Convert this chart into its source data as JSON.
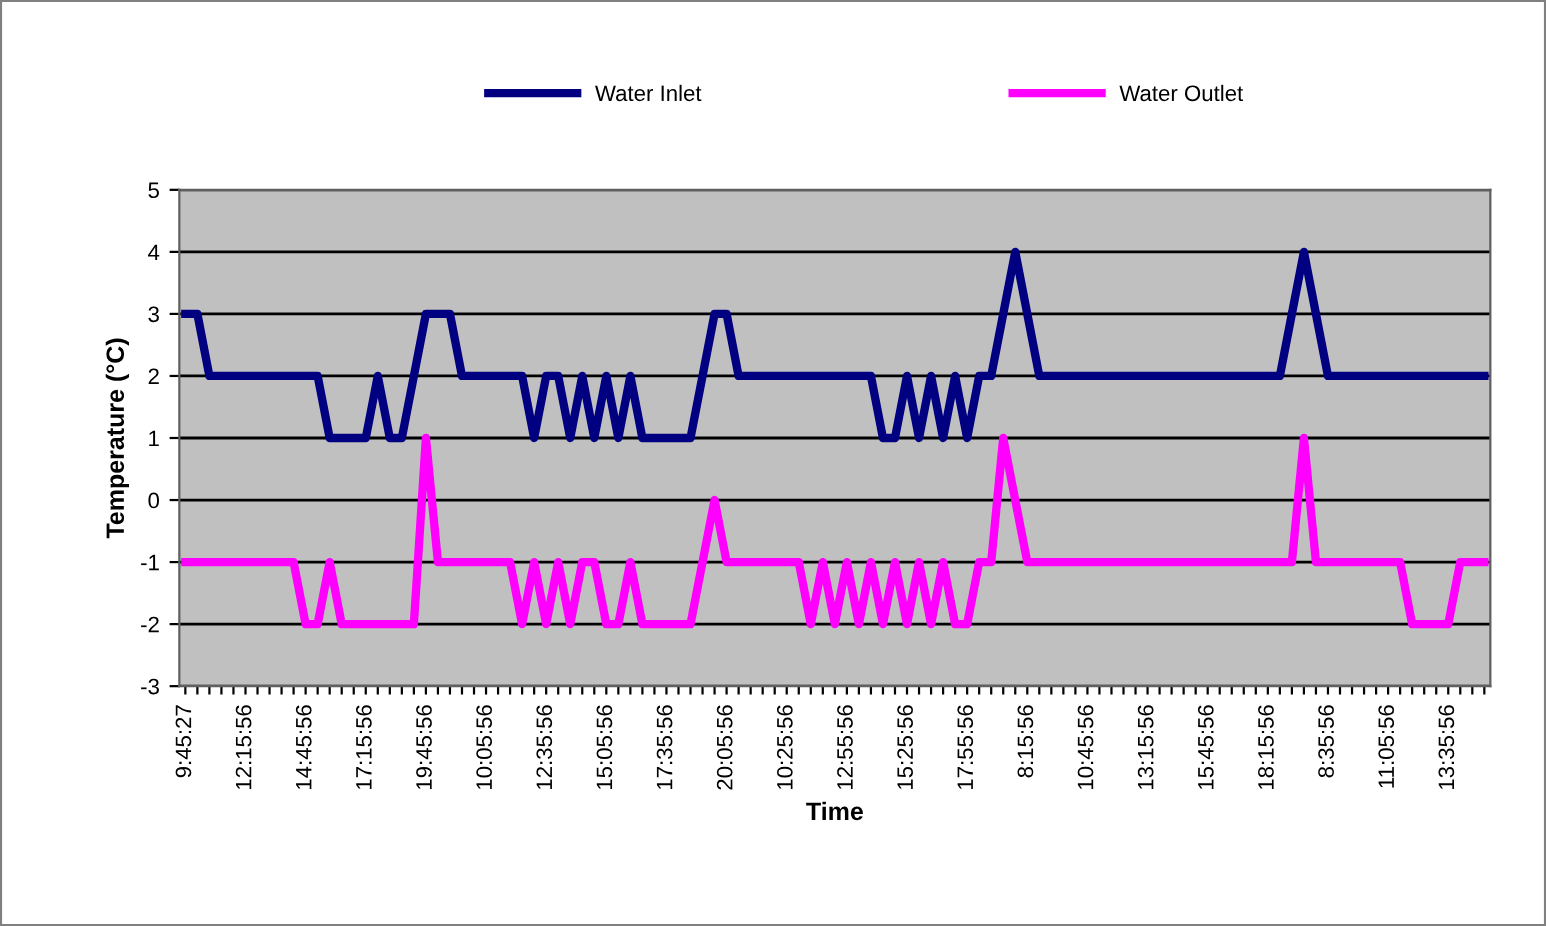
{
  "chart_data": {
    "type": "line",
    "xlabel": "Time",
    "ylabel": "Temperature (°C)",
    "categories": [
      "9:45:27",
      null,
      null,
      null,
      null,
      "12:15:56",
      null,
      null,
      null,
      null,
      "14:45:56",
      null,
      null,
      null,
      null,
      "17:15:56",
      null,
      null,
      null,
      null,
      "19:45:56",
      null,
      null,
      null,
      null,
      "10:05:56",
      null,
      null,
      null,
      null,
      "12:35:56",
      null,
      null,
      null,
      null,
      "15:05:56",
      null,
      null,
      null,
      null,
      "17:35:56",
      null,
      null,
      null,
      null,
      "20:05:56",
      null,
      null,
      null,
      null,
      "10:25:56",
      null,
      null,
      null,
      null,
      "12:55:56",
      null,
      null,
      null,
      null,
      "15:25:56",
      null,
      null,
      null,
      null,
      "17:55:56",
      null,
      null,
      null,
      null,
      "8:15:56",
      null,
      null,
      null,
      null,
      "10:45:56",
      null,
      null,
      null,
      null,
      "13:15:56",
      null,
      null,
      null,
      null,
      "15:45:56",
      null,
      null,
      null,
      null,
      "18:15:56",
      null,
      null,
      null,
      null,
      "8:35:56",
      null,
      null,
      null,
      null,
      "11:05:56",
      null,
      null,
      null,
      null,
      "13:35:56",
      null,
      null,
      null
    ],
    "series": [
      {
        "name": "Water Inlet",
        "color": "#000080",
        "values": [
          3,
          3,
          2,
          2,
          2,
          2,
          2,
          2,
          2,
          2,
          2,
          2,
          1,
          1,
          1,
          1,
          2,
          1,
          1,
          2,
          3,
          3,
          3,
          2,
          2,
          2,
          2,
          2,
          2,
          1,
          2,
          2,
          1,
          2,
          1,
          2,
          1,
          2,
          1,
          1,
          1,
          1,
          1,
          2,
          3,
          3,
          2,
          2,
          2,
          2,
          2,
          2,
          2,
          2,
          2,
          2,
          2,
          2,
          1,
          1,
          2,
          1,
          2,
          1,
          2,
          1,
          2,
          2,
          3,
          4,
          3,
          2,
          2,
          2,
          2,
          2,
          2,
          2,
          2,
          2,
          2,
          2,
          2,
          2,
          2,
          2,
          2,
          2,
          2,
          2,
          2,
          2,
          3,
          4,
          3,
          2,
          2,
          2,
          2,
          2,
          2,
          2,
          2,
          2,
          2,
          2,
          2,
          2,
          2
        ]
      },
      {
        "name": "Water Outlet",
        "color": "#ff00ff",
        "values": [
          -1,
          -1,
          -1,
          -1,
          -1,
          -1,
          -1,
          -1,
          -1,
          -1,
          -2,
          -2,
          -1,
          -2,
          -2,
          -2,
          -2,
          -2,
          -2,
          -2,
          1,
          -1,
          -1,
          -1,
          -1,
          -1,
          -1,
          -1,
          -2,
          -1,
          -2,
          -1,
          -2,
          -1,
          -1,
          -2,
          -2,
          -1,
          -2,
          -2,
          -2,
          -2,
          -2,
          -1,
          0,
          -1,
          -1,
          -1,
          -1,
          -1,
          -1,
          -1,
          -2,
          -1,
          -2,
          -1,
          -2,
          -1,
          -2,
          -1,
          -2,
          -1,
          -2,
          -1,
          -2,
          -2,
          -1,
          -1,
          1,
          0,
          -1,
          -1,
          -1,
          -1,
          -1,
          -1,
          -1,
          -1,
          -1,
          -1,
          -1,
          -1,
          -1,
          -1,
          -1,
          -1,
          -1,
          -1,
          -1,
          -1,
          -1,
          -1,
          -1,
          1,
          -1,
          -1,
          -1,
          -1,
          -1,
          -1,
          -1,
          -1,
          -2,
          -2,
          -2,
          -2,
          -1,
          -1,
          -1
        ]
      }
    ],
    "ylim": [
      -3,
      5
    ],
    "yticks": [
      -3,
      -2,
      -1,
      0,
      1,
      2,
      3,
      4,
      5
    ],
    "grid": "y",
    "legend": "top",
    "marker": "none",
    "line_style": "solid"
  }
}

> **Required task**: None of the pictures should appear; repeat the records exactly otherwise.

> **Solved problem**:
Convert this chart into its source data as JSON.
{
  "chart_data": {
    "type": "line",
    "xlabel": "Time",
    "ylabel": "Temperature (°C)",
    "categories": [
      "9:45:27",
      null,
      null,
      null,
      null,
      "12:15:56",
      null,
      null,
      null,
      null,
      "14:45:56",
      null,
      null,
      null,
      null,
      "17:15:56",
      null,
      null,
      null,
      null,
      "19:45:56",
      null,
      null,
      null,
      null,
      "10:05:56",
      null,
      null,
      null,
      null,
      "12:35:56",
      null,
      null,
      null,
      null,
      "15:05:56",
      null,
      null,
      null,
      null,
      "17:35:56",
      null,
      null,
      null,
      null,
      "20:05:56",
      null,
      null,
      null,
      null,
      "10:25:56",
      null,
      null,
      null,
      null,
      "12:55:56",
      null,
      null,
      null,
      null,
      "15:25:56",
      null,
      null,
      null,
      null,
      "17:55:56",
      null,
      null,
      null,
      null,
      "8:15:56",
      null,
      null,
      null,
      null,
      "10:45:56",
      null,
      null,
      null,
      null,
      "13:15:56",
      null,
      null,
      null,
      null,
      "15:45:56",
      null,
      null,
      null,
      null,
      "18:15:56",
      null,
      null,
      null,
      null,
      "8:35:56",
      null,
      null,
      null,
      null,
      "11:05:56",
      null,
      null,
      null,
      null,
      "13:35:56",
      null,
      null,
      null
    ],
    "series": [
      {
        "name": "Water Inlet",
        "color": "#000080",
        "values": [
          3,
          3,
          2,
          2,
          2,
          2,
          2,
          2,
          2,
          2,
          2,
          2,
          1,
          1,
          1,
          1,
          2,
          1,
          1,
          2,
          3,
          3,
          3,
          2,
          2,
          2,
          2,
          2,
          2,
          1,
          2,
          2,
          1,
          2,
          1,
          2,
          1,
          2,
          1,
          1,
          1,
          1,
          1,
          2,
          3,
          3,
          2,
          2,
          2,
          2,
          2,
          2,
          2,
          2,
          2,
          2,
          2,
          2,
          1,
          1,
          2,
          1,
          2,
          1,
          2,
          1,
          2,
          2,
          3,
          4,
          3,
          2,
          2,
          2,
          2,
          2,
          2,
          2,
          2,
          2,
          2,
          2,
          2,
          2,
          2,
          2,
          2,
          2,
          2,
          2,
          2,
          2,
          3,
          4,
          3,
          2,
          2,
          2,
          2,
          2,
          2,
          2,
          2,
          2,
          2,
          2,
          2,
          2,
          2
        ]
      },
      {
        "name": "Water Outlet",
        "color": "#ff00ff",
        "values": [
          -1,
          -1,
          -1,
          -1,
          -1,
          -1,
          -1,
          -1,
          -1,
          -1,
          -2,
          -2,
          -1,
          -2,
          -2,
          -2,
          -2,
          -2,
          -2,
          -2,
          1,
          -1,
          -1,
          -1,
          -1,
          -1,
          -1,
          -1,
          -2,
          -1,
          -2,
          -1,
          -2,
          -1,
          -1,
          -2,
          -2,
          -1,
          -2,
          -2,
          -2,
          -2,
          -2,
          -1,
          0,
          -1,
          -1,
          -1,
          -1,
          -1,
          -1,
          -1,
          -2,
          -1,
          -2,
          -1,
          -2,
          -1,
          -2,
          -1,
          -2,
          -1,
          -2,
          -1,
          -2,
          -2,
          -1,
          -1,
          1,
          0,
          -1,
          -1,
          -1,
          -1,
          -1,
          -1,
          -1,
          -1,
          -1,
          -1,
          -1,
          -1,
          -1,
          -1,
          -1,
          -1,
          -1,
          -1,
          -1,
          -1,
          -1,
          -1,
          -1,
          1,
          -1,
          -1,
          -1,
          -1,
          -1,
          -1,
          -1,
          -1,
          -2,
          -2,
          -2,
          -2,
          -1,
          -1,
          -1
        ]
      }
    ],
    "ylim": [
      -3,
      5
    ],
    "yticks": [
      -3,
      -2,
      -1,
      0,
      1,
      2,
      3,
      4,
      5
    ],
    "grid": "y",
    "legend": "top",
    "marker": "none",
    "line_style": "solid"
  }
}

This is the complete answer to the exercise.